OBJECTIVE →
State how many lines of the listing below include the word "this". Give only the number.

--- start PROVIDED ENTRIES ---

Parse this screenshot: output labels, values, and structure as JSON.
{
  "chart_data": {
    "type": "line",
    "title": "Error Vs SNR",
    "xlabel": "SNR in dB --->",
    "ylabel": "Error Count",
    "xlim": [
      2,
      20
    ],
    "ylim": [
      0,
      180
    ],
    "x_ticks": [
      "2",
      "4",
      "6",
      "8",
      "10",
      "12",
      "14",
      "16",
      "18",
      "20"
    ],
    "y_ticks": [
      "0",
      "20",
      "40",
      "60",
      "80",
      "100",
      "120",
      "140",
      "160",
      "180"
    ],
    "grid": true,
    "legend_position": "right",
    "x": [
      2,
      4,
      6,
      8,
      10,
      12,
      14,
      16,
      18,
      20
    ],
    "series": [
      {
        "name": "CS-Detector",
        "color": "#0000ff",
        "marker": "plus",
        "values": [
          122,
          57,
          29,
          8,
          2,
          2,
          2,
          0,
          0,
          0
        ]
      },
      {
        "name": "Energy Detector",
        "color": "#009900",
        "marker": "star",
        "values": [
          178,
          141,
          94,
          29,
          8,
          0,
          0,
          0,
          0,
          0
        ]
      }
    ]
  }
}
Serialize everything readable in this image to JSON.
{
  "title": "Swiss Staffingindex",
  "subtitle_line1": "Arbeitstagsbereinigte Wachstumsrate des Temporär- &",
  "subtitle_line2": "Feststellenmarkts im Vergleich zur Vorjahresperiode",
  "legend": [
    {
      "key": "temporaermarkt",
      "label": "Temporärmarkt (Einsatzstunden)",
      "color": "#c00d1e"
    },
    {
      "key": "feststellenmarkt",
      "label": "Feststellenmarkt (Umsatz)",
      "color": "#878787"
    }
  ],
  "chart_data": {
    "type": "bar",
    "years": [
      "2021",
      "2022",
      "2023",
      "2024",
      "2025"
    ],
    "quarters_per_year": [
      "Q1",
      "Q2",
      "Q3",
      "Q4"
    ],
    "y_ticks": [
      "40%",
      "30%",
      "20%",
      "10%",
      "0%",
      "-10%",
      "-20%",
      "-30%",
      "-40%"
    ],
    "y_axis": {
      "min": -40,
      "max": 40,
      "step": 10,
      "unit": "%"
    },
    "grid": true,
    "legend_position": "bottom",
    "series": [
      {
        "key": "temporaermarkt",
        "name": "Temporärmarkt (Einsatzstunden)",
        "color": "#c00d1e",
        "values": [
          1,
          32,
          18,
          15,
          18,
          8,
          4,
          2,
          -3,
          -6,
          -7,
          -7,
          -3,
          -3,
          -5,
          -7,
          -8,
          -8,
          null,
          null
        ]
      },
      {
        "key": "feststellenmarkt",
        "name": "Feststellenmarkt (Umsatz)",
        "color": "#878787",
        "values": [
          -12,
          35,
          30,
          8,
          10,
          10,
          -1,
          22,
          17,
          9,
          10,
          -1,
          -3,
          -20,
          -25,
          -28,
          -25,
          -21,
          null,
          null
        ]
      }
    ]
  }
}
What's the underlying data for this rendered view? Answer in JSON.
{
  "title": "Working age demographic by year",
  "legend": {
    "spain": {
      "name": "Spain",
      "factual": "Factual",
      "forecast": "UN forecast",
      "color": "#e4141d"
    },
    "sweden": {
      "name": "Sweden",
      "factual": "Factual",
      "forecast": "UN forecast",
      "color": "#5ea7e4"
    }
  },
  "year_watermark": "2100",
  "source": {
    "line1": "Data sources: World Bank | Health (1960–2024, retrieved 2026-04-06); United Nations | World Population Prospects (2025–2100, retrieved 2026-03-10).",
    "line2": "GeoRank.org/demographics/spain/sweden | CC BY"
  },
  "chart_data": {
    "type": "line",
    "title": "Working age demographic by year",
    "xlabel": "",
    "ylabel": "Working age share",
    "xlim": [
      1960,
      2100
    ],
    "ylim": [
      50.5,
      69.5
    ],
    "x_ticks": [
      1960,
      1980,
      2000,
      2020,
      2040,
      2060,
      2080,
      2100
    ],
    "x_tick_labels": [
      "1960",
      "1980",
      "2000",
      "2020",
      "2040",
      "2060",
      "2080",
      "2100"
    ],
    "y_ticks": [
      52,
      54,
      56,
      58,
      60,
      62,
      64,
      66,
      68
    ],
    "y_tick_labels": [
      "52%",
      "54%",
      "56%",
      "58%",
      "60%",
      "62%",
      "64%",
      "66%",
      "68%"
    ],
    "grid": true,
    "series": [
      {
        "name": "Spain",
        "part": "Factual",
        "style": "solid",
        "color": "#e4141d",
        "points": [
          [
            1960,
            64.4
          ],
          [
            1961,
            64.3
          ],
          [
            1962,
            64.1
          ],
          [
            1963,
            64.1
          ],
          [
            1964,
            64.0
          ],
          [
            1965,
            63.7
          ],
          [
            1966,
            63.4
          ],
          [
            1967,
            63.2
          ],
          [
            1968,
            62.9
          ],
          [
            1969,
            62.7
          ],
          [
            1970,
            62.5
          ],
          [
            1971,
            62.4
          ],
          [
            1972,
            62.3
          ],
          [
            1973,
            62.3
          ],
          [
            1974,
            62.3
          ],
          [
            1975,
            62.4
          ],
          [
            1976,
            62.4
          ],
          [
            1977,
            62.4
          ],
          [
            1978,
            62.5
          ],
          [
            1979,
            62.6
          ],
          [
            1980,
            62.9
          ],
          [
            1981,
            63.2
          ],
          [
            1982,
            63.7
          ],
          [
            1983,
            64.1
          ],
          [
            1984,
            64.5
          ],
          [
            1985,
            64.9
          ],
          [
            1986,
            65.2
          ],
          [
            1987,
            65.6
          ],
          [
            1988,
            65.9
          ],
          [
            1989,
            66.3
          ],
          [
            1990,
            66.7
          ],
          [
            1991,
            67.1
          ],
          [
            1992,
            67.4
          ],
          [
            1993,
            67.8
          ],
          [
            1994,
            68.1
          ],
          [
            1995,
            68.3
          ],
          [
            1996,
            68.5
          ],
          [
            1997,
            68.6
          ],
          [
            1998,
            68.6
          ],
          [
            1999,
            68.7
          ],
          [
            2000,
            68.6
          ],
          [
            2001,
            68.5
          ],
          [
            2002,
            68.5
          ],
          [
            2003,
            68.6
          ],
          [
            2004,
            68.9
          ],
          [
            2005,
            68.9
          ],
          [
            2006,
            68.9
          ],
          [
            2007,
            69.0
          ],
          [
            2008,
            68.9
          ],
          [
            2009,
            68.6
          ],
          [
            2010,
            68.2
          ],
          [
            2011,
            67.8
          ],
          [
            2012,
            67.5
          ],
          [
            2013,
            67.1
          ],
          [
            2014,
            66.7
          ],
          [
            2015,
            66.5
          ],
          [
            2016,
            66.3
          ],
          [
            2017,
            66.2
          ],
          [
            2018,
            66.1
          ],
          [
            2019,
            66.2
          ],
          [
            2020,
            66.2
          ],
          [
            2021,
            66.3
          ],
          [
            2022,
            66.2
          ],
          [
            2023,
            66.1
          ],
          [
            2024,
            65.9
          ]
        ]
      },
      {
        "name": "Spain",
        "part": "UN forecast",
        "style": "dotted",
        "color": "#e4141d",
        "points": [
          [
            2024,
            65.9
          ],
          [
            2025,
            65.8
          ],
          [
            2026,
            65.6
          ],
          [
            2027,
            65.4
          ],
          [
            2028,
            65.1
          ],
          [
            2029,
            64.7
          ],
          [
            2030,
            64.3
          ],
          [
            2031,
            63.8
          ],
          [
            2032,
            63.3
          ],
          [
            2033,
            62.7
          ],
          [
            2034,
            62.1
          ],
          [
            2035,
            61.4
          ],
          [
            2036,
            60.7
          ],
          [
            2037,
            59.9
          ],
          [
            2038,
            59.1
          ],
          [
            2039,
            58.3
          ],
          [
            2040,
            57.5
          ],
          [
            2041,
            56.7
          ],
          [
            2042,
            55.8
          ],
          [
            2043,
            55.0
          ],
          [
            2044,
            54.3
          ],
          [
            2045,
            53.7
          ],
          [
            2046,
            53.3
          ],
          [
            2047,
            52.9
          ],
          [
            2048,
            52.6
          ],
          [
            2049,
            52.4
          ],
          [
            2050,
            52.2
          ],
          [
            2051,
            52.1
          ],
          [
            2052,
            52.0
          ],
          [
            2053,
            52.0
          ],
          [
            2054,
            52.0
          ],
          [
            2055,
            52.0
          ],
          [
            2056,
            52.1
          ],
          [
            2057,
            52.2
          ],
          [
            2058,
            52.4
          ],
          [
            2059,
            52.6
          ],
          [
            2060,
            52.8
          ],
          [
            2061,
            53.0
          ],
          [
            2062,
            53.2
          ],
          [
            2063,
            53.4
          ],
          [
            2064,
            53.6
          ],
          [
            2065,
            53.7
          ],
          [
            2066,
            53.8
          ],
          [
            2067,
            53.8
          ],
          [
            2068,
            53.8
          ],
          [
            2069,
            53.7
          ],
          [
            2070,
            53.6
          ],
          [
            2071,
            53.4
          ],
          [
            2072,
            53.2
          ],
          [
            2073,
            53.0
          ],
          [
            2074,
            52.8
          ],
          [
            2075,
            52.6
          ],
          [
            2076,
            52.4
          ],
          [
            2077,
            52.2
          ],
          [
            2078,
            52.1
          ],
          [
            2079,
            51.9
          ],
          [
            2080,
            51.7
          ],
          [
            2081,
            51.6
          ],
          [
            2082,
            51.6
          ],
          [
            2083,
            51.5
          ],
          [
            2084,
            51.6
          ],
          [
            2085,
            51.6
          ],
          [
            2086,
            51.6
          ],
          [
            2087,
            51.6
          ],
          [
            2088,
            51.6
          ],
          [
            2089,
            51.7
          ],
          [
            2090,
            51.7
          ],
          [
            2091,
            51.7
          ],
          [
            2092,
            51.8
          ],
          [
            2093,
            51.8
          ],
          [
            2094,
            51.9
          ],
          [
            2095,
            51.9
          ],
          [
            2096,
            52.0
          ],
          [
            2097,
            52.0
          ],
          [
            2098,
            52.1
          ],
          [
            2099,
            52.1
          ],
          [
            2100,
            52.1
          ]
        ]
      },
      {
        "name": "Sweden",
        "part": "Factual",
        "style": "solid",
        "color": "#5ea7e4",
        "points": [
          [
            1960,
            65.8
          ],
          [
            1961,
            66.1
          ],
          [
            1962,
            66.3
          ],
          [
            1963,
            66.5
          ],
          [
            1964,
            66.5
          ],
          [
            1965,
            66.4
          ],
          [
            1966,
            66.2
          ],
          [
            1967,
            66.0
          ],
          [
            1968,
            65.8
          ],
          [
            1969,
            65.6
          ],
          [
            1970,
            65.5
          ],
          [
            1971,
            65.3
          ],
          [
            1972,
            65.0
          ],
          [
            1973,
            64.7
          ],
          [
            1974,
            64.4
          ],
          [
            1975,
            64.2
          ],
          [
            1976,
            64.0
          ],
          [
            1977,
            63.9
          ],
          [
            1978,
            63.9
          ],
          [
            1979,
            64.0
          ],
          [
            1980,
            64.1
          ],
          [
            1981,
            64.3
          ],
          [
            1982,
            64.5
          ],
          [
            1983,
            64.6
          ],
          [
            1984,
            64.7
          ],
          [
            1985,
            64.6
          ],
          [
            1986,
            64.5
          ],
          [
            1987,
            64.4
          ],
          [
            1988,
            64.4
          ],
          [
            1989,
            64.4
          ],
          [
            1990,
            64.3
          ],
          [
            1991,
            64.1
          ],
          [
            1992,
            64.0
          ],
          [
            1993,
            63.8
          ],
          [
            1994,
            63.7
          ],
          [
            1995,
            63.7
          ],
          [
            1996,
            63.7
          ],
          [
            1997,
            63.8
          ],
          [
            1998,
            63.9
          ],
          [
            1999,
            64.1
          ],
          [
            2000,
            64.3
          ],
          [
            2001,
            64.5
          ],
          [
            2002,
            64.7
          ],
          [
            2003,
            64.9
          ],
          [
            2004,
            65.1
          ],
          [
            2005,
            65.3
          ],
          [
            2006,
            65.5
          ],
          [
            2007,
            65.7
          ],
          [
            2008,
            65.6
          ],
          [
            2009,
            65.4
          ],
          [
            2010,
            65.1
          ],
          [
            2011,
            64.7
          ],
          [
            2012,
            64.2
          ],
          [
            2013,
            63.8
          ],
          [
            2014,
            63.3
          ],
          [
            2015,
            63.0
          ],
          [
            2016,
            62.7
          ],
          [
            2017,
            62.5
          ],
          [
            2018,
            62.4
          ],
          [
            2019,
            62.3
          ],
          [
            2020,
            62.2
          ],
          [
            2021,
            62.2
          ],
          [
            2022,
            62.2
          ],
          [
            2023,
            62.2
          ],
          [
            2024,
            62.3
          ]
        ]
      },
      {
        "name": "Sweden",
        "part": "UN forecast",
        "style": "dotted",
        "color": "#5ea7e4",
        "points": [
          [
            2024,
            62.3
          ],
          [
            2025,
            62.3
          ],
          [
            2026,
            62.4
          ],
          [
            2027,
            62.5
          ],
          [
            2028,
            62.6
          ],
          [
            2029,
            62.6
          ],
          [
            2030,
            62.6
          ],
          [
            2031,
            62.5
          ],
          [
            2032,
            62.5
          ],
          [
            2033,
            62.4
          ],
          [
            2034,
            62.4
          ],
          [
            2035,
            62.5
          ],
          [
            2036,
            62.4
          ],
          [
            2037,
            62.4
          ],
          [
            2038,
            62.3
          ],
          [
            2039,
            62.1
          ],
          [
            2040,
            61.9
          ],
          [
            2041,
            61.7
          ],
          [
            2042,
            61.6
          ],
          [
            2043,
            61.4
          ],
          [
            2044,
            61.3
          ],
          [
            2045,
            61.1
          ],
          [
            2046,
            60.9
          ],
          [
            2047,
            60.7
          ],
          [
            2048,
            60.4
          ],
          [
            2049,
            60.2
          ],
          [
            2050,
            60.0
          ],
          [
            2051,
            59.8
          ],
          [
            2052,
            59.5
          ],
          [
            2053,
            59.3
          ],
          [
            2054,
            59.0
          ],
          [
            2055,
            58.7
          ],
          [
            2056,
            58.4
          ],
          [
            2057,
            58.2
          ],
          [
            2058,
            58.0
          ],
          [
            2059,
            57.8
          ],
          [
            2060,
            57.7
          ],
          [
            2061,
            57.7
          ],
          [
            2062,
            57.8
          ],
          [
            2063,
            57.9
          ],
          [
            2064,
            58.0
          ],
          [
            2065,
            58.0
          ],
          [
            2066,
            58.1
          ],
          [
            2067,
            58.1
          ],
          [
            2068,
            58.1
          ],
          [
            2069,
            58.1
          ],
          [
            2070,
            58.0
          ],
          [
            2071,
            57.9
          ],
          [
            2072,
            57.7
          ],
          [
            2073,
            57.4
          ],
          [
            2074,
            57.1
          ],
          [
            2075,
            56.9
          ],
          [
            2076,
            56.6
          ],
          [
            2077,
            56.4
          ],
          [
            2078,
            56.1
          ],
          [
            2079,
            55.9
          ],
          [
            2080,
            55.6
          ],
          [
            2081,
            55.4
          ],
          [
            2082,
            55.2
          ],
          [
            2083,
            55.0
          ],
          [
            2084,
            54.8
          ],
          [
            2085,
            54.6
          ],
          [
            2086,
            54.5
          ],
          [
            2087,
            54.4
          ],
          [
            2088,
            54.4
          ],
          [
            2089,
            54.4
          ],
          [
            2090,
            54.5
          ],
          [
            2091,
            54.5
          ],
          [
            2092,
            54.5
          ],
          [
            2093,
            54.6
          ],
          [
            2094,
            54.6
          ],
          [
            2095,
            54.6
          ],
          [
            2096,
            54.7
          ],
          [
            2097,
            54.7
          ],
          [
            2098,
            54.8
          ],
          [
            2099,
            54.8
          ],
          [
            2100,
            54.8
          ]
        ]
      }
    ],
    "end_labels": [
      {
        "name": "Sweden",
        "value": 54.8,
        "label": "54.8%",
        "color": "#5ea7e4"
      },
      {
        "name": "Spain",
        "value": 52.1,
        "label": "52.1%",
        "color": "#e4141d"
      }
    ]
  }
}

--- end PROVIDED ENTRIES ---

CORRECT RESULT →
3